[Data excerpts]
— BEGIN —

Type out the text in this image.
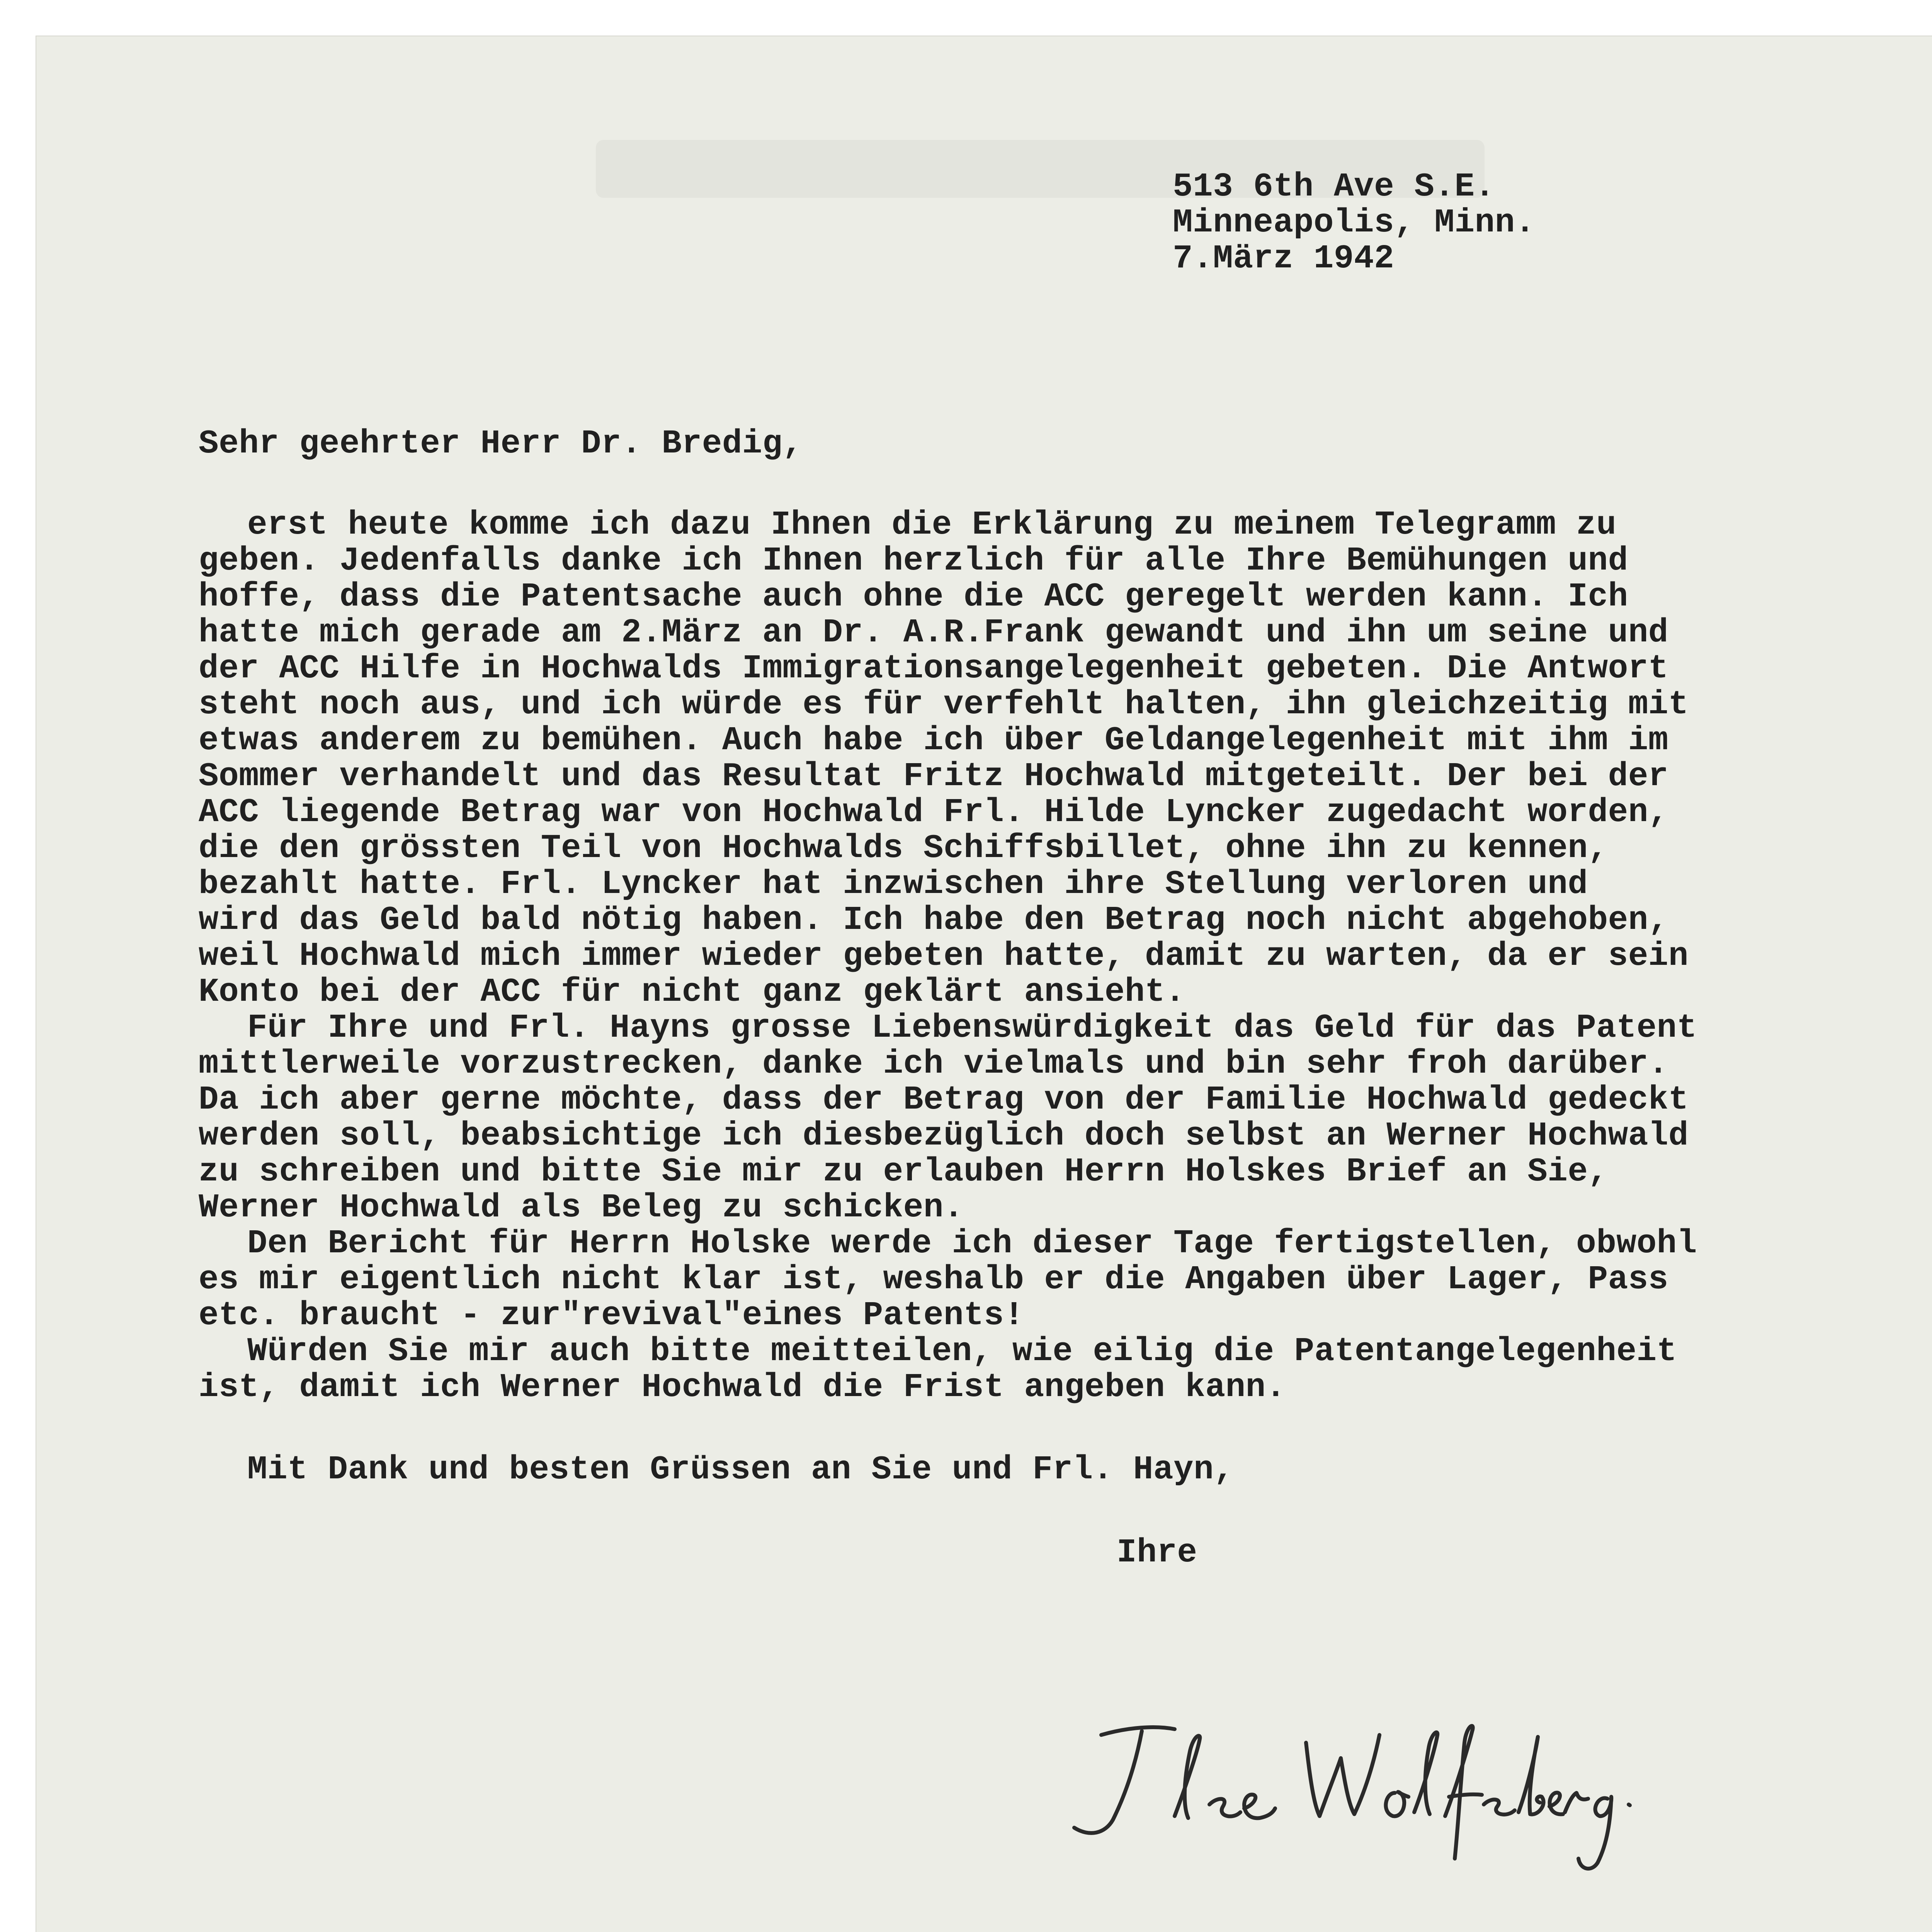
513 6th Ave S.E.
Minneapolis, Minn.
7.März 1942
Sehr geehrter Herr Dr. Bredig,
erst heute komme ich dazu Ihnen die Erklärung zu meinem Telegramm zu
geben. Jedenfalls danke ich Ihnen herzlich für alle Ihre Bemühungen und
hoffe, dass die Patentsache auch ohne die ACC geregelt werden kann. Ich
hatte mich gerade am 2.März an Dr. A.R.Frank gewandt und ihn um seine und
der ACC Hilfe in Hochwalds Immigrationsangelegenheit gebeten. Die Antwort
steht noch aus, und ich würde es für verfehlt halten, ihn gleichzeitig mit
etwas anderem zu bemühen. Auch habe ich über Geldangelegenheit mit ihm im
Sommer verhandelt und das Resultat Fritz Hochwald mitgeteilt. Der bei der
ACC liegende Betrag war von Hochwald Frl. Hilde Lyncker zugedacht worden,
die den grössten Teil von Hochwalds Schiffsbillet, ohne ihn zu kennen,
bezahlt hatte. Frl. Lyncker hat inzwischen ihre Stellung verloren und
wird das Geld bald nötig haben. Ich habe den Betrag noch nicht abgehoben,
weil Hochwald mich immer wieder gebeten hatte, damit zu warten, da er sein
Konto bei der ACC für nicht ganz geklärt ansieht.
Für Ihre und Frl. Hayns grosse Liebenswürdigkeit das Geld für das Patent
mittlerweile vorzustrecken, danke ich vielmals und bin sehr froh darüber.
Da ich aber gerne möchte, dass der Betrag von der Familie Hochwald gedeckt
werden soll, beabsichtige ich diesbezüglich doch selbst an Werner Hochwald
zu schreiben und bitte Sie mir zu erlauben Herrn Holskes Brief an Sie,
Werner Hochwald als Beleg zu schicken.
Den Bericht für Herrn Holske werde ich dieser Tage fertigstellen, obwohl
es mir eigentlich nicht klar ist, weshalb er die Angaben über Lager, Pass
etc. braucht - zur"revival"eines Patents!
Würden Sie mir auch bitte meitteilen, wie eilig die Patentangelegenheit
ist, damit ich Werner Hochwald die Frist angeben kann.
Mit Dank und besten Grüssen an Sie und Frl. Hayn,
Ihre
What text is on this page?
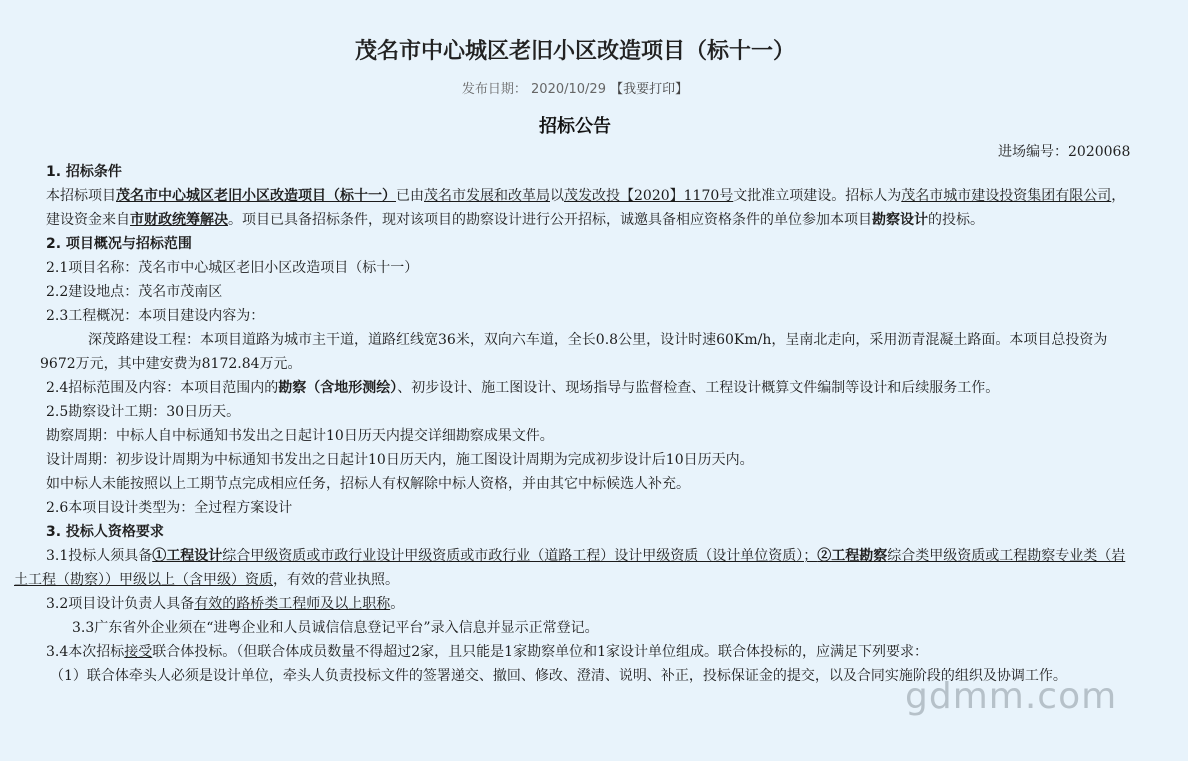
茂名市中心城区老旧小区改造项目（标十一）
发布日期： 2020/10/29 【我要打印】
招标公告
进场编号：2020068

1. 招标条件

本招标项目茂名市中心城区老旧小区改造项目（标十一）已由茂名市发展和改革局以茂发改投【2020】1170号文批准立项建设。招标人为茂名市城市建设投资集团有限公司，建设资金来自市财政统筹解决。项目已具备招标条件，现对该项目的勘察设计进行公开招标，诚邀具备相应资格条件的单位参加本项目勘察设计的投标。

2. 项目概况与招标范围

2.1项目名称：茂名市中心城区老旧小区改造项目（标十一）

2.2建设地点：茂名市茂南区

2.3工程概况：本项目建设内容为：

深茂路建设工程：本项目道路为城市主干道，道路红线宽36米，双向六车道，全长0.8公里，设计时速60Km/h，呈南北走向，采用沥青混凝土路面。本项目总投资为9672万元，其中建安费为8172.84万元。

2.4招标范围及内容：本项目范围内的勘察（含地形测绘）、初步设计、施工图设计、现场指导与监督检查、工程设计概算文件编制等设计和后续服务工作。

2.5勘察设计工期：30日历天。

勘察周期：中标人自中标通知书发出之日起计10日历天内提交详细勘察成果文件。

设计周期：初步设计周期为中标通知书发出之日起计10日历天内，施工图设计周期为完成初步设计后10日历天内。

如中标人未能按照以上工期节点完成相应任务，招标人有权解除中标人资格，并由其它中标候选人补充。

2.6本项目设计类型为：全过程方案设计

3. 投标人资格要求

3.1投标人须具备①工程设计综合甲级资质或市政行业设计甲级资质或市政行业（道路工程）设计甲级资质（设计单位资质）；②工程勘察综合类甲级资质或工程勘察专业类（岩土工程（勘察））甲级以上（含甲级）资质，有效的营业执照。

3.2项目设计负责人具备有效的路桥类工程师及以上职称。

3.3广东省外企业须在“进粤企业和人员诚信信息登记平台”录入信息并显示正常登记。

3.4本次招标接受联合体投标。（但联合体成员数量不得超过2家，且只能是1家勘察单位和1家设计单位组成。联合体投标的，应满足下列要求：

（1）联合体牵头人必须是设计单位，牵头人负责投标文件的签署递交、撤回、修改、澄清、说明、补正，投标保证金的提交，以及合同实施阶段的组织及协调工作。

gdmm.com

— END —

- The request
Write the entries above out again exactly, but not the pictures.

- Response below
Type out the text in this image.
513 6th Ave S.E.
Minneapolis, Minn.
7.März 1942
Sehr geehrter Herr Dr. Bredig,
erst heute komme ich dazu Ihnen die Erklärung zu meinem Telegramm zu
geben. Jedenfalls danke ich Ihnen herzlich für alle Ihre Bemühungen und
hoffe, dass die Patentsache auch ohne die ACC geregelt werden kann. Ich
hatte mich gerade am 2.März an Dr. A.R.Frank gewandt und ihn um seine und
der ACC Hilfe in Hochwalds Immigrationsangelegenheit gebeten. Die Antwort
steht noch aus, und ich würde es für verfehlt halten, ihn gleichzeitig mit
etwas anderem zu bemühen. Auch habe ich über Geldangelegenheit mit ihm im
Sommer verhandelt und das Resultat Fritz Hochwald mitgeteilt. Der bei der
ACC liegende Betrag war von Hochwald Frl. Hilde Lyncker zugedacht worden,
die den grössten Teil von Hochwalds Schiffsbillet, ohne ihn zu kennen,
bezahlt hatte. Frl. Lyncker hat inzwischen ihre Stellung verloren und
wird das Geld bald nötig haben. Ich habe den Betrag noch nicht abgehoben,
weil Hochwald mich immer wieder gebeten hatte, damit zu warten, da er sein
Konto bei der ACC für nicht ganz geklärt ansieht.
Für Ihre und Frl. Hayns grosse Liebenswürdigkeit das Geld für das Patent
mittlerweile vorzustrecken, danke ich vielmals und bin sehr froh darüber.
Da ich aber gerne möchte, dass der Betrag von der Familie Hochwald gedeckt
werden soll, beabsichtige ich diesbezüglich doch selbst an Werner Hochwald
zu schreiben und bitte Sie mir zu erlauben Herrn Holskes Brief an Sie,
Werner Hochwald als Beleg zu schicken.
Den Bericht für Herrn Holske werde ich dieser Tage fertigstellen, obwohl
es mir eigentlich nicht klar ist, weshalb er die Angaben über Lager, Pass
etc. braucht - zur"revival"eines Patents!
Würden Sie mir auch bitte meitteilen, wie eilig die Patentangelegenheit
ist, damit ich Werner Hochwald die Frist angeben kann.
Mit Dank und besten Grüssen an Sie und Frl. Hayn,
Ihre
What text is on this page?
茂名市中心城区老旧小区改造项目（标十一）
发布日期： 2020/10/29 【我要打印】
招标公告
进场编号：2020068

1. 招标条件

本招标项目茂名市中心城区老旧小区改造项目（标十一）已由茂名市发展和改革局以茂发改投【2020】1170号文批准立项建设。招标人为茂名市城市建设投资集团有限公司，建设资金来自市财政统筹解决。项目已具备招标条件，现对该项目的勘察设计进行公开招标，诚邀具备相应资格条件的单位参加本项目勘察设计的投标。

2. 项目概况与招标范围

2.1项目名称：茂名市中心城区老旧小区改造项目（标十一）

2.2建设地点：茂名市茂南区

2.3工程概况：本项目建设内容为：

深茂路建设工程：本项目道路为城市主干道，道路红线宽36米，双向六车道，全长0.8公里，设计时速60Km/h，呈南北走向，采用沥青混凝土路面。本项目总投资为9672万元，其中建安费为8172.84万元。

2.4招标范围及内容：本项目范围内的勘察（含地形测绘）、初步设计、施工图设计、现场指导与监督检查、工程设计概算文件编制等设计和后续服务工作。

2.5勘察设计工期：30日历天。

勘察周期：中标人自中标通知书发出之日起计10日历天内提交详细勘察成果文件。

设计周期：初步设计周期为中标通知书发出之日起计10日历天内，施工图设计周期为完成初步设计后10日历天内。

如中标人未能按照以上工期节点完成相应任务，招标人有权解除中标人资格，并由其它中标候选人补充。

2.6本项目设计类型为：全过程方案设计

3. 投标人资格要求

3.1投标人须具备①工程设计综合甲级资质或市政行业设计甲级资质或市政行业（道路工程）设计甲级资质（设计单位资质）；②工程勘察综合类甲级资质或工程勘察专业类（岩土工程（勘察））甲级以上（含甲级）资质，有效的营业执照。

3.2项目设计负责人具备有效的路桥类工程师及以上职称。

3.3广东省外企业须在“进粤企业和人员诚信信息登记平台”录入信息并显示正常登记。

3.4本次招标接受联合体投标。（但联合体成员数量不得超过2家，且只能是1家勘察单位和1家设计单位组成。联合体投标的，应满足下列要求：

（1）联合体牵头人必须是设计单位，牵头人负责投标文件的签署递交、撤回、修改、澄清、说明、补正，投标保证金的提交，以及合同实施阶段的组织及协调工作。

gdmm.com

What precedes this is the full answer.